====== Input data ======

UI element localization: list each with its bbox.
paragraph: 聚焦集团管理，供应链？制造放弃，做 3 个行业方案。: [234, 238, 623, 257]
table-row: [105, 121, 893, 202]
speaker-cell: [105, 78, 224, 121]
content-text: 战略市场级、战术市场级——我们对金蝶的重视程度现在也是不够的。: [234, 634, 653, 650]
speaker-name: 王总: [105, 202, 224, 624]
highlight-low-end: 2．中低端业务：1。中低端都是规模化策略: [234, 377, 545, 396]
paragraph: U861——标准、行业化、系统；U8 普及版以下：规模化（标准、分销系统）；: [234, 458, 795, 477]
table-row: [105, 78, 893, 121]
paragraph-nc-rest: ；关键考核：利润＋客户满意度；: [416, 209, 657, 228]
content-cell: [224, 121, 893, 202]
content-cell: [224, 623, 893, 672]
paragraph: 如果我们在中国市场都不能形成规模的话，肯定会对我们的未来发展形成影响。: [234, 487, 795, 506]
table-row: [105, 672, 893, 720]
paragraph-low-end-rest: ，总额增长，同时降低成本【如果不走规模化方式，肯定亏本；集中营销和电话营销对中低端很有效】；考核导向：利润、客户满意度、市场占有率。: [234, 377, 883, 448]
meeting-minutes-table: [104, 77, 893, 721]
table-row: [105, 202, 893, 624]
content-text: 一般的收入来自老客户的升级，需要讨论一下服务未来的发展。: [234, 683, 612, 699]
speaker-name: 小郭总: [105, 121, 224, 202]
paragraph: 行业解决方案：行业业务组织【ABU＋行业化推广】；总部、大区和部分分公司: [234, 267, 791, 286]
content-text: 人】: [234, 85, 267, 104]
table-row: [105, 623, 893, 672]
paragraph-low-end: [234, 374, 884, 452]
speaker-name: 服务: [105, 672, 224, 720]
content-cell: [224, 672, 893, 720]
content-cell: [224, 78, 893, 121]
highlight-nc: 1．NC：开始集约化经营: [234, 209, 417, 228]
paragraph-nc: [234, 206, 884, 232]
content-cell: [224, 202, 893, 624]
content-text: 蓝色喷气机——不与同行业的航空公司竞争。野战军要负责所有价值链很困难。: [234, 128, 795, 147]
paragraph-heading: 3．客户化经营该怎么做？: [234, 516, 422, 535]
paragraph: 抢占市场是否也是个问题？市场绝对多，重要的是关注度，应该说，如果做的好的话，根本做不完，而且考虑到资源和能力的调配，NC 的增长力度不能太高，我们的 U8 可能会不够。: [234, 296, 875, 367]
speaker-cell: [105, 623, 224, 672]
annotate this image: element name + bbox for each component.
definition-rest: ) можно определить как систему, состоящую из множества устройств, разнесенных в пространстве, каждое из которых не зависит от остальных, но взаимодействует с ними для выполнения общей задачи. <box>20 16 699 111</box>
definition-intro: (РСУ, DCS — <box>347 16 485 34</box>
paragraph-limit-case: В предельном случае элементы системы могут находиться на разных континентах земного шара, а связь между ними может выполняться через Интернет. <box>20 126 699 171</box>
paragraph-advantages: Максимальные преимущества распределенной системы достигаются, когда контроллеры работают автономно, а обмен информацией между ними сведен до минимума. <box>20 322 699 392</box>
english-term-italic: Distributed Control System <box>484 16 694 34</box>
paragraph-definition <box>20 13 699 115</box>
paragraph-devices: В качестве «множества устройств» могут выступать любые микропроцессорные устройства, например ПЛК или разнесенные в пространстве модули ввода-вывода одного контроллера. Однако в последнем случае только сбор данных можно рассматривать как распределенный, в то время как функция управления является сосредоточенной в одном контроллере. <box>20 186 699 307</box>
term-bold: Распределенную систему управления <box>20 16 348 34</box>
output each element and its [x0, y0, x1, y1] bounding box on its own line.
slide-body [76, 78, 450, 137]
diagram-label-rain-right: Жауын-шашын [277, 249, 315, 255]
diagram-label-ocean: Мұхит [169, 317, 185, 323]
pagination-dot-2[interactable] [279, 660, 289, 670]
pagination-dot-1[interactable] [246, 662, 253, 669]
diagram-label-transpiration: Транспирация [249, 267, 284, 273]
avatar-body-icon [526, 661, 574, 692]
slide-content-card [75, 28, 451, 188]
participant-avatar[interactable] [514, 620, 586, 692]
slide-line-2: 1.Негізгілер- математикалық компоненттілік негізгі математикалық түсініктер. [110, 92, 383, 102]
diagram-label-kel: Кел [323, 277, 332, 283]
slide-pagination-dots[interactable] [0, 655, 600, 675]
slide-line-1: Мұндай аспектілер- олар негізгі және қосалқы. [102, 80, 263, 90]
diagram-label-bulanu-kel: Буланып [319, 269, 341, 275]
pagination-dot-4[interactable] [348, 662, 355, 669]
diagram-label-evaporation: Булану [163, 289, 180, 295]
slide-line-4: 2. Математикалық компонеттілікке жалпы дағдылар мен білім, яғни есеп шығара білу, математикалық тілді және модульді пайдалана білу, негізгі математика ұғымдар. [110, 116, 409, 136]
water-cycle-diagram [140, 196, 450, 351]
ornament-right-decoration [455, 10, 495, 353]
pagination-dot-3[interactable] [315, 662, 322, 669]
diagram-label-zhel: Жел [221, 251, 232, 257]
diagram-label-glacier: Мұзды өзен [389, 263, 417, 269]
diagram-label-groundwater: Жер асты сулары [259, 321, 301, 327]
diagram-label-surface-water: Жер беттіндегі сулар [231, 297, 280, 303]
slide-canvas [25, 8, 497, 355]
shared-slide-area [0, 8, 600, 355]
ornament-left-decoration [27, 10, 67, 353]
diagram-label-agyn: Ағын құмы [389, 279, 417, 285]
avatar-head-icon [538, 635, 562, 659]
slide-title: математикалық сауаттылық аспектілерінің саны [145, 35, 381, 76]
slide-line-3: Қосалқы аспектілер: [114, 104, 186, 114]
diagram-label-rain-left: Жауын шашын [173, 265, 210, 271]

======

Could you print every line of the records above, verbatim and in the same order, without changing anything?

Task result:
UI element localization: list each with its bbox.
paragraph: 聚焦集团管理，供应链？制造放弃，做 3 个行业方案。: [234, 238, 623, 257]
table-row: [105, 121, 893, 202]
speaker-cell: [105, 78, 224, 121]
content-text: 战略市场级、战术市场级——我们对金蝶的重视程度现在也是不够的。: [234, 634, 653, 650]
speaker-name: 王总: [105, 202, 224, 624]
highlight-low-end: 2．中低端业务：1。中低端都是规模化策略: [234, 377, 545, 396]
paragraph: U861——标准、行业化、系统；U8 普及版以下：规模化（标准、分销系统）；: [234, 458, 795, 477]
table-row: [105, 78, 893, 121]
paragraph-nc-rest: ；关键考核：利润＋客户满意度；: [416, 209, 657, 228]
content-cell: [224, 121, 893, 202]
content-cell: [224, 623, 893, 672]
paragraph: 如果我们在中国市场都不能形成规模的话，肯定会对我们的未来发展形成影响。: [234, 487, 795, 506]
table-row: [105, 672, 893, 720]
paragraph-low-end-rest: ，总额增长，同时降低成本【如果不走规模化方式，肯定亏本；集中营销和电话营销对中低端很有效】；考核导向：利润、客户满意度、市场占有率。: [234, 377, 883, 448]
meeting-minutes-table: [104, 77, 893, 721]
table-row: [105, 202, 893, 624]
content-text: 一般的收入来自老客户的升级，需要讨论一下服务未来的发展。: [234, 683, 612, 699]
speaker-name: 小郭总: [105, 121, 224, 202]
paragraph: 行业解决方案：行业业务组织【ABU＋行业化推广】；总部、大区和部分分公司: [234, 267, 791, 286]
content-text: 人】: [234, 85, 267, 104]
table-row: [105, 623, 893, 672]
paragraph-low-end: [234, 374, 884, 452]
speaker-name: 服务: [105, 672, 224, 720]
content-cell: [224, 672, 893, 720]
content-cell: [224, 78, 893, 121]
highlight-nc: 1．NC：开始集约化经营: [234, 209, 417, 228]
paragraph-nc: [234, 206, 884, 232]
content-cell: [224, 202, 893, 624]
content-text: 蓝色喷气机——不与同行业的航空公司竞争。野战军要负责所有价值链很困难。: [234, 128, 795, 147]
paragraph-heading: 3．客户化经营该怎么做？: [234, 516, 422, 535]
paragraph: 抢占市场是否也是个问题？市场绝对多，重要的是关注度，应该说，如果做的好的话，根本做不完，而且考虑到资源和能力的调配，NC 的增长力度不能太高，我们的 U8 可能会不够。: [234, 296, 875, 367]
speaker-cell: [105, 623, 224, 672]
annotate this image: element name + bbox for each component.
definition-rest: ) можно определить как систему, состоящую из множества устройств, разнесенных в пространстве, каждое из которых не зависит от остальных, но взаимодействует с ними для выполнения общей задачи. <box>20 16 699 111</box>
definition-intro: (РСУ, DCS — <box>347 16 485 34</box>
paragraph-limit-case: В предельном случае элементы системы могут находиться на разных континентах земного шара, а связь между ними может выполняться через Интернет. <box>20 126 699 171</box>
paragraph-advantages: Максимальные преимущества распределенной системы достигаются, когда контроллеры работают автономно, а обмен информацией между ними сведен до минимума. <box>20 322 699 392</box>
english-term-italic: Distributed Control System <box>484 16 694 34</box>
paragraph-definition <box>20 13 699 115</box>
paragraph-devices: В качестве «множества устройств» могут выступать любые микропроцессорные устройства, например ПЛК или разнесенные в пространстве модули ввода-вывода одного контроллера. Однако в последнем случае только сбор данных можно рассматривать как распределенный, в то время как функция управления является сосредоточенной в одном контроллере. <box>20 186 699 307</box>
term-bold: Распределенную систему управления <box>20 16 348 34</box>
output each element and its [x0, y0, x1, y1] bounding box on its own line.
slide-body [76, 78, 450, 137]
diagram-label-rain-right: Жауын-шашын [277, 249, 315, 255]
diagram-label-ocean: Мұхит [169, 317, 185, 323]
pagination-dot-2[interactable] [279, 660, 289, 670]
pagination-dot-1[interactable] [246, 662, 253, 669]
diagram-label-transpiration: Транспирация [249, 267, 284, 273]
avatar-body-icon [526, 661, 574, 692]
slide-content-card [75, 28, 451, 188]
participant-avatar[interactable] [514, 620, 586, 692]
slide-line-2: 1.Негізгілер- математикалық компоненттілік негізгі математикалық түсініктер. [110, 92, 383, 102]
diagram-label-kel: Кел [323, 277, 332, 283]
slide-pagination-dots[interactable] [0, 655, 600, 675]
slide-line-1: Мұндай аспектілер- олар негізгі және қосалқы. [102, 80, 263, 90]
diagram-label-bulanu-kel: Буланып [319, 269, 341, 275]
pagination-dot-4[interactable] [348, 662, 355, 669]
diagram-label-evaporation: Булану [163, 289, 180, 295]
slide-line-4: 2. Математикалық компонеттілікке жалпы дағдылар мен білім, яғни есеп шығара білу, математикалық тілді және модульді пайдалана білу, негізгі математика ұғымдар. [110, 116, 409, 136]
water-cycle-diagram [140, 196, 450, 351]
ornament-right-decoration [455, 10, 495, 353]
pagination-dot-3[interactable] [315, 662, 322, 669]
diagram-label-zhel: Жел [221, 251, 232, 257]
diagram-label-glacier: Мұзды өзен [389, 263, 417, 269]
diagram-label-groundwater: Жер асты сулары [259, 321, 301, 327]
diagram-label-surface-water: Жер беттіндегі сулар [231, 297, 280, 303]
slide-canvas [25, 8, 497, 355]
shared-slide-area [0, 8, 600, 355]
ornament-left-decoration [27, 10, 67, 353]
diagram-label-agyn: Ағын құмы [389, 279, 417, 285]
avatar-head-icon [538, 635, 562, 659]
slide-title: математикалық сауаттылық аспектілерінің саны [145, 35, 381, 76]
slide-line-3: Қосалқы аспектілер: [114, 104, 186, 114]
diagram-label-rain-left: Жауын шашын [173, 265, 210, 271]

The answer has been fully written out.